- [GIVEN PROBLEM]:
In the mailing-list message below, what mapping size does the first rule for radix vmemmap mapping try first?

- [ARTICLE]:
▽

From: "Aneesh Kumar K.V" <aneesh.kumar@linux.ibm.com>
To: linux-mm@kvack.org, akpm@linux-foundation.org,
mpe@ellerman.id.au, linuxppc-dev@lists.ozlabs.org,
npiggin@gmail.com, christophe.leroy@csgroup.eu
Cc: Catalin Marinas <catalin.marinas@arm.com>,
Muchun Song <muchun.song@linux.dev>,
Dan Williams <dan.j.williams@intel.com>,
Oscar Salvador <osalvador@suse.de>, Will Deacon <will@kernel.org>,
Joao Martins <joao.m.martins@oracle.com>,
Mike Kravetz <mike.kravetz@oracle.com>
Subject: Re: [PATCH v5 10/13] powerpc/book3s64/vmemmap: Switch radix to use a different vmemmap handling function
Date: Mon, 24 Jul 2023 23:59:27 +0530 [thread overview]
Message-ID: <87edkx2mew.fsf@linux.ibm.com> (raw)
In-Reply-To: <20230718022934.90447-11-aneesh.kumar@linux.ibm.com>
"Aneesh Kumar K.V" <aneesh.kumar@linux.ibm.com> writes:
> This is in preparation to update radix to implement vmemmap optimization
> for devdax. Below are the rules w.r.t radix vmemmap mapping
>
> 1. First try to map things using PMD (2M)

△

- [INFORMATION SUPPLIED]:
▽

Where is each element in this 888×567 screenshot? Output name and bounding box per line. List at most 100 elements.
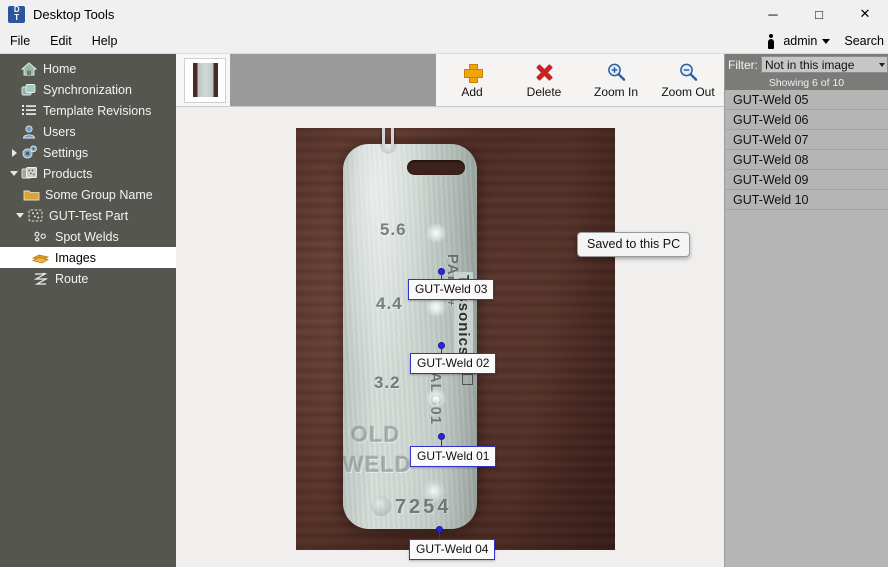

△

- [ANSWER BELOW]:
PMD (2M)